-- MATERIAL SHOWN start --

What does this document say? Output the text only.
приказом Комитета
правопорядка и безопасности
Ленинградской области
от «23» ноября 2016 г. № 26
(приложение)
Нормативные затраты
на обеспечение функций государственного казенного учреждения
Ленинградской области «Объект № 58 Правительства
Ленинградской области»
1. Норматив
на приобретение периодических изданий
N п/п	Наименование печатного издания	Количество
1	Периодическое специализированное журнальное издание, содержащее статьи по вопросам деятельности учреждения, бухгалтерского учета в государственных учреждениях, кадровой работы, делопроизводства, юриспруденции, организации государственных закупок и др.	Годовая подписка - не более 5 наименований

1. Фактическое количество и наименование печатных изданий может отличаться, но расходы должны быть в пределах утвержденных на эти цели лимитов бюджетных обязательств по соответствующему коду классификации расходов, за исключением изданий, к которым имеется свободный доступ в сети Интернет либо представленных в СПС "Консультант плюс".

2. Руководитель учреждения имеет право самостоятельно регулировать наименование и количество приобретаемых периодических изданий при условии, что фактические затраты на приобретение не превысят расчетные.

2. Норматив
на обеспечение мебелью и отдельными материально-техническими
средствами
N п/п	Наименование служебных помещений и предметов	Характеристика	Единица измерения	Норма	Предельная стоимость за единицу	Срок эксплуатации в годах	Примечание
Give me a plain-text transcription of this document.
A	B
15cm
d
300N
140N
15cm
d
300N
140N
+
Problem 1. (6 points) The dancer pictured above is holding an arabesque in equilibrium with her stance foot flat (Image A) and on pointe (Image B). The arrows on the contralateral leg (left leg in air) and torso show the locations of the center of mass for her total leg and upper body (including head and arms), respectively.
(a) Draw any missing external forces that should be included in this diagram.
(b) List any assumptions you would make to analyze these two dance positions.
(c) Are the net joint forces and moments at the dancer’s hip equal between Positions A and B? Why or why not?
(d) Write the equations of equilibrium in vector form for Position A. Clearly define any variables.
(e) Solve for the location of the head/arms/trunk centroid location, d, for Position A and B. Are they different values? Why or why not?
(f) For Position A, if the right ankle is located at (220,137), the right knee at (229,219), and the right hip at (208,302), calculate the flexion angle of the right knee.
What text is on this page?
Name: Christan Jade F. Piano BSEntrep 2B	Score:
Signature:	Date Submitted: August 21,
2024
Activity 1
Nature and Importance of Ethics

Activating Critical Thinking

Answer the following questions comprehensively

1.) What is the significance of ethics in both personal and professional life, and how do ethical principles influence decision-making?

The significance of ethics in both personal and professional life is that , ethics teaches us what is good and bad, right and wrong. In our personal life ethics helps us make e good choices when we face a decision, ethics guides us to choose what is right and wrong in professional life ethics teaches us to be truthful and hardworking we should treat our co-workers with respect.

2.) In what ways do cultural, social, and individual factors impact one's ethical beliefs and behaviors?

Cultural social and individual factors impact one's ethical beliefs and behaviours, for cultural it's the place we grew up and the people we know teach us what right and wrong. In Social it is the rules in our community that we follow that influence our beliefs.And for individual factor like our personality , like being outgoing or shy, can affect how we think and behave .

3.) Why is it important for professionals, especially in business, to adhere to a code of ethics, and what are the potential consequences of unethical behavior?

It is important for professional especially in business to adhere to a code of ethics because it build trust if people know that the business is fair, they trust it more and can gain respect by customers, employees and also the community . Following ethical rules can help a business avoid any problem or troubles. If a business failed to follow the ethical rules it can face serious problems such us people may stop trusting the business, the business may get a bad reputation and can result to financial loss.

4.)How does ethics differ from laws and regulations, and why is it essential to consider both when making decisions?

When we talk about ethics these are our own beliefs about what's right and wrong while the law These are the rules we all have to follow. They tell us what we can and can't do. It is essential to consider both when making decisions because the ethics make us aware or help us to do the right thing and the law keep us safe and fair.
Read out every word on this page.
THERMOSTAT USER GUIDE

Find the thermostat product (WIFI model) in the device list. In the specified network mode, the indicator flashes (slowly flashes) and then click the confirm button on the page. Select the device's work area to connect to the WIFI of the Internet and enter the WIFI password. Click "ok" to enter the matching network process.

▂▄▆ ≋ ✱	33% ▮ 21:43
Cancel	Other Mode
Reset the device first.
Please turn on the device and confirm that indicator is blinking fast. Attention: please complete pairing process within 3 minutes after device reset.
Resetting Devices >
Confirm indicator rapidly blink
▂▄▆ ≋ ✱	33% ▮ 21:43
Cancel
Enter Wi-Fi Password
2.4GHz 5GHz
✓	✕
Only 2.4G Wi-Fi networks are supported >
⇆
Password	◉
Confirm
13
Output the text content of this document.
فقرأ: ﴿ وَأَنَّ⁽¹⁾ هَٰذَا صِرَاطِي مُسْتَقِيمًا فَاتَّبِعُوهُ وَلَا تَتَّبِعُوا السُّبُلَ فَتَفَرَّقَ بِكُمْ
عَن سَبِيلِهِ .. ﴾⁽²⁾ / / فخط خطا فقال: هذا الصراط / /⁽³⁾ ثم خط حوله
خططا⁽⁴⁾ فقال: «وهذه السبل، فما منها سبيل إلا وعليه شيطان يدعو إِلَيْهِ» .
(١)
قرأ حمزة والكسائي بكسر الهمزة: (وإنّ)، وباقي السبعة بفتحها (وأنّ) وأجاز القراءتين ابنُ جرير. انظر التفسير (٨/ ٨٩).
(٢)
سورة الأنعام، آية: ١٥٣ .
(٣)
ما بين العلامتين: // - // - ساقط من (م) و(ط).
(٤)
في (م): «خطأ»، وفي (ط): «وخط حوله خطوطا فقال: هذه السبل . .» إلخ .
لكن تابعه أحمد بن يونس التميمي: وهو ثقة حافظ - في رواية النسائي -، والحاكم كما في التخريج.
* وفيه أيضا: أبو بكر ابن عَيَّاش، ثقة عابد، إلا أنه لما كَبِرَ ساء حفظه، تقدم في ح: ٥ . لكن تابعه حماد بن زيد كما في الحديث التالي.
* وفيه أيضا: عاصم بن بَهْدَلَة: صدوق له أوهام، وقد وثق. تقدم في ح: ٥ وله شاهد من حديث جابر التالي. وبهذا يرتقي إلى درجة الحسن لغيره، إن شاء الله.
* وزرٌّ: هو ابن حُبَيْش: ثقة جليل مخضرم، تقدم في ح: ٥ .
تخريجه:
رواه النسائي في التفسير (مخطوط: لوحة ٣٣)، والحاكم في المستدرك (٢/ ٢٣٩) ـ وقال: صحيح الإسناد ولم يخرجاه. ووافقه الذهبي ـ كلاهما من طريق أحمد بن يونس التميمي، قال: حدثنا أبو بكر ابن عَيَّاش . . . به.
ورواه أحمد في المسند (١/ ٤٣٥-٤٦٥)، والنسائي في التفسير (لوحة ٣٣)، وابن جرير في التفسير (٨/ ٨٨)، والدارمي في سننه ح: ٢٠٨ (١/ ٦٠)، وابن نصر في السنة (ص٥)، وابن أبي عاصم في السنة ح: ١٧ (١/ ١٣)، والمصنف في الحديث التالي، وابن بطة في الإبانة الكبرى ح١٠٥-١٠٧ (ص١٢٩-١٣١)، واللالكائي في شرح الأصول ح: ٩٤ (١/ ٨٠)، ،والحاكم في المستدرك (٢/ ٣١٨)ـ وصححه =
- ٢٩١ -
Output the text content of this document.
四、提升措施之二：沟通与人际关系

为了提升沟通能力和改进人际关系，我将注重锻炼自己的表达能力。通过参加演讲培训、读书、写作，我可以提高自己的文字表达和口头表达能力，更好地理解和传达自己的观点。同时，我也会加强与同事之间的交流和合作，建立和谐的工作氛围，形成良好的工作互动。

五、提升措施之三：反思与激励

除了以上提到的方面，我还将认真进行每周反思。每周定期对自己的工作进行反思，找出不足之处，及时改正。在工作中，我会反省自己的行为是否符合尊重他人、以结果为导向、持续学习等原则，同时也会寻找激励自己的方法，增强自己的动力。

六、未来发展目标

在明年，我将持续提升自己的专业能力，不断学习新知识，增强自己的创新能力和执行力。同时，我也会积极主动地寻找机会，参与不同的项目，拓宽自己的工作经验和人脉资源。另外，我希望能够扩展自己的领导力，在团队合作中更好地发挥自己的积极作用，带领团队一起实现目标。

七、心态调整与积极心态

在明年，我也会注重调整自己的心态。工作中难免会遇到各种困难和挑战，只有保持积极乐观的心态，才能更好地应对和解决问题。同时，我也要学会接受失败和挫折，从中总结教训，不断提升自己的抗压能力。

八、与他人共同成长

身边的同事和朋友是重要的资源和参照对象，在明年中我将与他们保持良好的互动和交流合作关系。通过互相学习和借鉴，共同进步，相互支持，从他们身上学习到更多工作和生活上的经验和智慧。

-- MATERIAL SHOWN end --

WHAT TO WORK ON →
Reply with the number of lines in the preceding entries that contain "Ленинградской", and no other words.

COMPLETED TASK →
3